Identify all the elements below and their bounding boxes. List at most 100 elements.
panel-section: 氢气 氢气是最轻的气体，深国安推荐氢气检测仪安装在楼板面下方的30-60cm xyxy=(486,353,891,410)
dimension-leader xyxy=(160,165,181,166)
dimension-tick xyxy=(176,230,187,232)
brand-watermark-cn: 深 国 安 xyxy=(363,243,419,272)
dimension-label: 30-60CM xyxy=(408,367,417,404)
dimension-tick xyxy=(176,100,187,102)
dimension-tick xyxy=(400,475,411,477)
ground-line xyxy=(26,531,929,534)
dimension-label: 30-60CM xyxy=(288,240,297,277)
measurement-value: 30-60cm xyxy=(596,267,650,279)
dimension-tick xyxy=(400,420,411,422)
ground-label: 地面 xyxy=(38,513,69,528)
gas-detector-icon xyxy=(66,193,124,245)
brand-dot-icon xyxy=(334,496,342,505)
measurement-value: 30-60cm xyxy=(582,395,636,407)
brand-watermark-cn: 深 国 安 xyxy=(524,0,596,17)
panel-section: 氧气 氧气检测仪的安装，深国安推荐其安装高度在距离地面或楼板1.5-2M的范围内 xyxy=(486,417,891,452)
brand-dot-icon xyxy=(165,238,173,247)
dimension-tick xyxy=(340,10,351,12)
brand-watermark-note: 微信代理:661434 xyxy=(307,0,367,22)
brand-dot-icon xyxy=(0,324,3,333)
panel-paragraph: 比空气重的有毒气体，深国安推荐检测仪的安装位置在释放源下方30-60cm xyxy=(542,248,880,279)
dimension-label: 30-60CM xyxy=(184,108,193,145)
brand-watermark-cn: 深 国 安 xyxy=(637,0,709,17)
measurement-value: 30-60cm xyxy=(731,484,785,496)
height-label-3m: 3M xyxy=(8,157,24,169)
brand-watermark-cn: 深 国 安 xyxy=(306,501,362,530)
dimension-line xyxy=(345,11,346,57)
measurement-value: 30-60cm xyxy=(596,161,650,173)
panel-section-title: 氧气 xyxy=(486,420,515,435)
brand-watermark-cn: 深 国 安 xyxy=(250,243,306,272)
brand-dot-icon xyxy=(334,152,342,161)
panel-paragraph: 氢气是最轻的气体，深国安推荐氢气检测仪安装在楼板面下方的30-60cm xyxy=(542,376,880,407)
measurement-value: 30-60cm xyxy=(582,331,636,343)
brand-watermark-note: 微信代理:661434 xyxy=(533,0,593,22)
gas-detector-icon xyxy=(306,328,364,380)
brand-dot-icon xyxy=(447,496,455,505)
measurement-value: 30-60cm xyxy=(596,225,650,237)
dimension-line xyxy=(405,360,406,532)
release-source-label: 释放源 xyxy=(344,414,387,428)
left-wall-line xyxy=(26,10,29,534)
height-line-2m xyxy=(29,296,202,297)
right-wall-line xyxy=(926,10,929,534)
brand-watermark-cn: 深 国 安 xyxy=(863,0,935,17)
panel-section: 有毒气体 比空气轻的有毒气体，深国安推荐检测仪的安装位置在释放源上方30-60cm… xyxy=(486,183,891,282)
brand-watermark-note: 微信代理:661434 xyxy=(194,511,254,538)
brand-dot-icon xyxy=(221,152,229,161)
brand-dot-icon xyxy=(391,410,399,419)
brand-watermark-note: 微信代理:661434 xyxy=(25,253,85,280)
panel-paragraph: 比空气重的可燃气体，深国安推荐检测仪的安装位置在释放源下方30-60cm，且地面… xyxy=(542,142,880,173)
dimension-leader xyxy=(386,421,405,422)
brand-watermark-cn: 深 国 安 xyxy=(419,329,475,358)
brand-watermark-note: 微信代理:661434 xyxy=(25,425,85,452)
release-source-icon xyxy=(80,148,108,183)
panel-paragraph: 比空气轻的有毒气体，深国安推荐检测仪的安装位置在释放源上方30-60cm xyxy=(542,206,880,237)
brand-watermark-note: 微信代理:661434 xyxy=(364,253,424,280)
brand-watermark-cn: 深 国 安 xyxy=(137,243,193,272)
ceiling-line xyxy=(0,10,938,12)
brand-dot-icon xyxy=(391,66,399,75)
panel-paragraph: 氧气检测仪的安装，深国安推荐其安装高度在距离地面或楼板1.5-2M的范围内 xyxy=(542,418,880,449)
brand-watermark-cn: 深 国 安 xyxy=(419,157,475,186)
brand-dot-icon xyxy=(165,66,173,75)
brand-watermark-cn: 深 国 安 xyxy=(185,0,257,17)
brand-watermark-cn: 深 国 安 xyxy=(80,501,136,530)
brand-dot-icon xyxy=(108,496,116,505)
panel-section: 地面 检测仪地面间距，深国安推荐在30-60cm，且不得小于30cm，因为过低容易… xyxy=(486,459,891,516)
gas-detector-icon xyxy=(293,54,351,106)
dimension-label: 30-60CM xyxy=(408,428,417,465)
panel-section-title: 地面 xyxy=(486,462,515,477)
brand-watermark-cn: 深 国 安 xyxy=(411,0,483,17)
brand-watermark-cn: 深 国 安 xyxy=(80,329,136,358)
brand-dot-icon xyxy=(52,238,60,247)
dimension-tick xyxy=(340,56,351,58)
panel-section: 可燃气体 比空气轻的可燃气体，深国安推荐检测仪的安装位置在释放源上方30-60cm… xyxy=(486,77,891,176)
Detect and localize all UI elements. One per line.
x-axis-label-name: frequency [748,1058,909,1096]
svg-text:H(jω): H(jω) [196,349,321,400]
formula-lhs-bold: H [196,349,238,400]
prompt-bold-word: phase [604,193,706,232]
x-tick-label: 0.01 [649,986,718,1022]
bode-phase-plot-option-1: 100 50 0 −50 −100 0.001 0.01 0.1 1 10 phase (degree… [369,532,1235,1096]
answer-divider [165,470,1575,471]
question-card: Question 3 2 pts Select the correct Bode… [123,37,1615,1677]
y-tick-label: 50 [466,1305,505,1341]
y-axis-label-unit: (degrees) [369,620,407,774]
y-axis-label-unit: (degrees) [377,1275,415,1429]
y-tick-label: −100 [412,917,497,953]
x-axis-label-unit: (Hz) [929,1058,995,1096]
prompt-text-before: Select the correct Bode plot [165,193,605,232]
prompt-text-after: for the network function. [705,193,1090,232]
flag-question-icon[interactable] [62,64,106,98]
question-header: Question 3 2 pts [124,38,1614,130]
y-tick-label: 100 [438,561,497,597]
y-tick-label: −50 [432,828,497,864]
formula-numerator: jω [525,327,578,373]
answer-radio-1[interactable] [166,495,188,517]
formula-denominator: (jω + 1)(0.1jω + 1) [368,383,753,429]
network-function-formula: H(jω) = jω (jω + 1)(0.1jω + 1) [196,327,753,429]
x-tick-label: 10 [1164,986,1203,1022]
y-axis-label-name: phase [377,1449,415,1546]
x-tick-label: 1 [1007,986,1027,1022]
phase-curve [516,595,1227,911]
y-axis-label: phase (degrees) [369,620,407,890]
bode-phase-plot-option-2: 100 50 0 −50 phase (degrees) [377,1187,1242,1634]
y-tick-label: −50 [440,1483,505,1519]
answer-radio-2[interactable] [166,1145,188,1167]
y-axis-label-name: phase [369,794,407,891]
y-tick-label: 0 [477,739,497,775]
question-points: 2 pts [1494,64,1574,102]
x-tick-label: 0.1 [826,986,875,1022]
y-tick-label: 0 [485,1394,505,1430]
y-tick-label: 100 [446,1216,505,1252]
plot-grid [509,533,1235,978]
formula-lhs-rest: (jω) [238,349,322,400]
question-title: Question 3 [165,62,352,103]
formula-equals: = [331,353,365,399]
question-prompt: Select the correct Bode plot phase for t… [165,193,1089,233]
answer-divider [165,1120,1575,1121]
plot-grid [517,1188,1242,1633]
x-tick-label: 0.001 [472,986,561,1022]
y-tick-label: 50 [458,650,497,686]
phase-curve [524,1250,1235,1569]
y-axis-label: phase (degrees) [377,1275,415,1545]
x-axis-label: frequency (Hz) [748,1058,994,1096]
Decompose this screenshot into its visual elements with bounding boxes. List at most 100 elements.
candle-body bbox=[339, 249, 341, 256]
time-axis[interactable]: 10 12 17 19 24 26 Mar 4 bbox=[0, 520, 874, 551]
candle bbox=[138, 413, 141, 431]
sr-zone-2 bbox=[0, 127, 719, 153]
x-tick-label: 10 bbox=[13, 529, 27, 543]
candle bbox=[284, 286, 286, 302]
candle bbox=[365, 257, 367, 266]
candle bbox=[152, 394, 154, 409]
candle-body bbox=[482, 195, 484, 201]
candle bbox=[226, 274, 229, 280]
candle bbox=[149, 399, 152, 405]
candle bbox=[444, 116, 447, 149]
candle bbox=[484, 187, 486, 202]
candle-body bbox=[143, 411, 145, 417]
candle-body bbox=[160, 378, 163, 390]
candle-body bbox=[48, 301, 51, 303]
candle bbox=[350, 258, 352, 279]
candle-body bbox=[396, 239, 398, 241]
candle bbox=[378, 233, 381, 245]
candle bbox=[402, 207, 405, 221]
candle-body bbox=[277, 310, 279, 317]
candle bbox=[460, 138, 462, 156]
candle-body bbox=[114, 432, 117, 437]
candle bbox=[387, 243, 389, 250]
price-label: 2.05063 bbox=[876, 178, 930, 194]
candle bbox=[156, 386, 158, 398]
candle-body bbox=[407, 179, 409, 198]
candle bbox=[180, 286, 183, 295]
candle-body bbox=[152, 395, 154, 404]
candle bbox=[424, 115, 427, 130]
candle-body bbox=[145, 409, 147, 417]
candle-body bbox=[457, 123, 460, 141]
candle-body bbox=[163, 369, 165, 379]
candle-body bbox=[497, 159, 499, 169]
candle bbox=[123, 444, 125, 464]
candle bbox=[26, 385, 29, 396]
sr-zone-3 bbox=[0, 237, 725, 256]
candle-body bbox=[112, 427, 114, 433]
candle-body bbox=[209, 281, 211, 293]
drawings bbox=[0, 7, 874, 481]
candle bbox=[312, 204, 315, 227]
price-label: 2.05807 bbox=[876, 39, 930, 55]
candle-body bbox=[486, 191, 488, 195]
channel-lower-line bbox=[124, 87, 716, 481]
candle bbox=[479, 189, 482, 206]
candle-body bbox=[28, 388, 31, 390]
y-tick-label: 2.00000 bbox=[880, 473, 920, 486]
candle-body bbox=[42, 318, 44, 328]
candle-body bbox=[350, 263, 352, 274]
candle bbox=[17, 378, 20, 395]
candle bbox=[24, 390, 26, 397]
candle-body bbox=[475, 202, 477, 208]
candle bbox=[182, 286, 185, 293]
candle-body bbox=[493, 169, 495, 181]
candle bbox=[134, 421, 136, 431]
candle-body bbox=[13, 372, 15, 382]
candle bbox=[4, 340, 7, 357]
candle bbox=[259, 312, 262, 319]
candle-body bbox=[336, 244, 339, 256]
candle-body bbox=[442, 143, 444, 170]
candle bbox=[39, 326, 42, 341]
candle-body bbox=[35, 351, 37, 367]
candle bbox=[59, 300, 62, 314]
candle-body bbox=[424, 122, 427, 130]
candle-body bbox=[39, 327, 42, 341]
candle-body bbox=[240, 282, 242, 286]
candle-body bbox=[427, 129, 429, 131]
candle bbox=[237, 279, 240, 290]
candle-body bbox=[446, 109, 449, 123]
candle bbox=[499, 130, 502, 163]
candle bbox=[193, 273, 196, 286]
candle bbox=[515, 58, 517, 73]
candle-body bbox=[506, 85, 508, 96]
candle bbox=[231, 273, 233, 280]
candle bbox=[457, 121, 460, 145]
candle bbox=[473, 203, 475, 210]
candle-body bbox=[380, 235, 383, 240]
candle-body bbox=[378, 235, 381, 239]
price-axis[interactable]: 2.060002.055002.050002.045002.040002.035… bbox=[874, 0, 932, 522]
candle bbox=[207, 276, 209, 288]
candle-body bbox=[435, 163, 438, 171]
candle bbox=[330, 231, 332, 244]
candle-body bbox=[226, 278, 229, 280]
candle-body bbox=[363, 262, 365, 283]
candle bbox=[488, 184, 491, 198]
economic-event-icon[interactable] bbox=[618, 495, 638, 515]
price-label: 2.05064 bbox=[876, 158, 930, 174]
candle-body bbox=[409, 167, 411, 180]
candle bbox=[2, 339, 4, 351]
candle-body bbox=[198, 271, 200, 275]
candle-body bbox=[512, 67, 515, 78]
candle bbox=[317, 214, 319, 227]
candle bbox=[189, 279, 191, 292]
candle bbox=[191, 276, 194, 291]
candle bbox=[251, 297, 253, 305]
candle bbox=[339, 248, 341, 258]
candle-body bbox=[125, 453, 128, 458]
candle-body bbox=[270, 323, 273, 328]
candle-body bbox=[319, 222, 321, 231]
++++++++++
GOAL:
Reproduce the lines of the records verbatim, starting at the first line of the records and ending at the line that contains "brand-dot-icon xyxy=(221,152,229,161)", with both of those lines included. Output only those lines.

EXERCISE RESULT:
Identify all the elements below and their bounding boxes. List at most 100 elements.
panel-section: 氢气 氢气是最轻的气体，深国安推荐氢气检测仪安装在楼板面下方的30-60cm xyxy=(486,353,891,410)
dimension-leader xyxy=(160,165,181,166)
dimension-tick xyxy=(176,230,187,232)
brand-watermark-cn: 深 国 安 xyxy=(363,243,419,272)
dimension-label: 30-60CM xyxy=(408,367,417,404)
dimension-tick xyxy=(176,100,187,102)
dimension-tick xyxy=(400,475,411,477)
ground-line xyxy=(26,531,929,534)
dimension-label: 30-60CM xyxy=(288,240,297,277)
measurement-value: 30-60cm xyxy=(596,267,650,279)
dimension-tick xyxy=(400,420,411,422)
ground-label: 地面 xyxy=(38,513,69,528)
gas-detector-icon xyxy=(66,193,124,245)
brand-dot-icon xyxy=(334,496,342,505)
measurement-value: 30-60cm xyxy=(582,395,636,407)
brand-watermark-cn: 深 国 安 xyxy=(524,0,596,17)
panel-section: 氧气 氧气检测仪的安装，深国安推荐其安装高度在距离地面或楼板1.5-2M的范围内 xyxy=(486,417,891,452)
brand-dot-icon xyxy=(165,238,173,247)
dimension-tick xyxy=(340,10,351,12)
brand-watermark-note: 微信代理:661434 xyxy=(307,0,367,22)
brand-dot-icon xyxy=(0,324,3,333)
panel-paragraph: 比空气重的有毒气体，深国安推荐检测仪的安装位置在释放源下方30-60cm xyxy=(542,248,880,279)
dimension-label: 30-60CM xyxy=(184,108,193,145)
brand-watermark-cn: 深 国 安 xyxy=(637,0,709,17)
measurement-value: 30-60cm xyxy=(731,484,785,496)
height-label-3m: 3M xyxy=(8,157,24,169)
brand-watermark-cn: 深 国 安 xyxy=(306,501,362,530)
dimension-line xyxy=(345,11,346,57)
measurement-value: 30-60cm xyxy=(596,161,650,173)
panel-section-title: 氧气 xyxy=(486,420,515,435)
brand-watermark-cn: 深 国 安 xyxy=(250,243,306,272)
brand-dot-icon xyxy=(334,152,342,161)
panel-paragraph: 氢气是最轻的气体，深国安推荐氢气检测仪安装在楼板面下方的30-60cm xyxy=(542,376,880,407)
measurement-value: 30-60cm xyxy=(582,331,636,343)
brand-watermark-note: 微信代理:661434 xyxy=(533,0,593,22)
gas-detector-icon xyxy=(306,328,364,380)
brand-dot-icon xyxy=(447,496,455,505)
measurement-value: 30-60cm xyxy=(596,225,650,237)
dimension-line xyxy=(405,360,406,532)
release-source-label: 释放源 xyxy=(344,414,387,428)
left-wall-line xyxy=(26,10,29,534)
height-line-2m xyxy=(29,296,202,297)
right-wall-line xyxy=(926,10,929,534)
brand-watermark-cn: 深 国 安 xyxy=(863,0,935,17)
panel-section: 有毒气体 比空气轻的有毒气体，深国安推荐检测仪的安装位置在释放源上方30-60cm… xyxy=(486,183,891,282)
brand-watermark-note: 微信代理:661434 xyxy=(194,511,254,538)
brand-dot-icon xyxy=(221,152,229,161)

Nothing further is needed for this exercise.